_Task instructions_
Narrow the data below down to the lines containing "photo".
──────── Stored rows
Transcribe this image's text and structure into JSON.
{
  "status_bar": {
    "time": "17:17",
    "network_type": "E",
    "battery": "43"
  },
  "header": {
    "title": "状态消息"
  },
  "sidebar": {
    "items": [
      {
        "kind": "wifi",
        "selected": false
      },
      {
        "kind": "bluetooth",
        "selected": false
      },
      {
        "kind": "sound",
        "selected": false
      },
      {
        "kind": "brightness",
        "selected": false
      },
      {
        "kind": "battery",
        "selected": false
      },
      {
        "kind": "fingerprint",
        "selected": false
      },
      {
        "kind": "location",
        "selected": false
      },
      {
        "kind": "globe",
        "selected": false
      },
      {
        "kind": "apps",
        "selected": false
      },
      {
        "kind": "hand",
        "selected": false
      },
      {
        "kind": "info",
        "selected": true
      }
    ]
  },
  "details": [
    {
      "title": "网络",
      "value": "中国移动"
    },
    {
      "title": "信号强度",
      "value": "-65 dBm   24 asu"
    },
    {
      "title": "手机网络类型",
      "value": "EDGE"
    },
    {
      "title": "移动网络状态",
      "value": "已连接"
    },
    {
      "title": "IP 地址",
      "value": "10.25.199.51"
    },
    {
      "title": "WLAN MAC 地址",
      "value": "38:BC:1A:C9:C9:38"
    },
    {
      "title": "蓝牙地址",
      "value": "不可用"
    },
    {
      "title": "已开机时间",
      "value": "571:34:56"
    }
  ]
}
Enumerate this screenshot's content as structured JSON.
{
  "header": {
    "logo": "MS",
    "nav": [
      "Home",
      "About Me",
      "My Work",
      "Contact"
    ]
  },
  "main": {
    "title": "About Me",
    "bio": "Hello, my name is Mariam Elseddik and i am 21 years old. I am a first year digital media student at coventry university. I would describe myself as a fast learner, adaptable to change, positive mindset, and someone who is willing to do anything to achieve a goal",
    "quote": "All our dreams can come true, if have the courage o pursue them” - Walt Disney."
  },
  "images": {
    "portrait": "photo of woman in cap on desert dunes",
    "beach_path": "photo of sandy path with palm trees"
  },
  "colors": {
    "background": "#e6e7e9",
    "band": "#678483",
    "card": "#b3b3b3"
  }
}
────────────────
_Written response_
    "portrait": "photo of woman in cap on desert dunes",
    "beach_path": "photo of sandy path with palm trees"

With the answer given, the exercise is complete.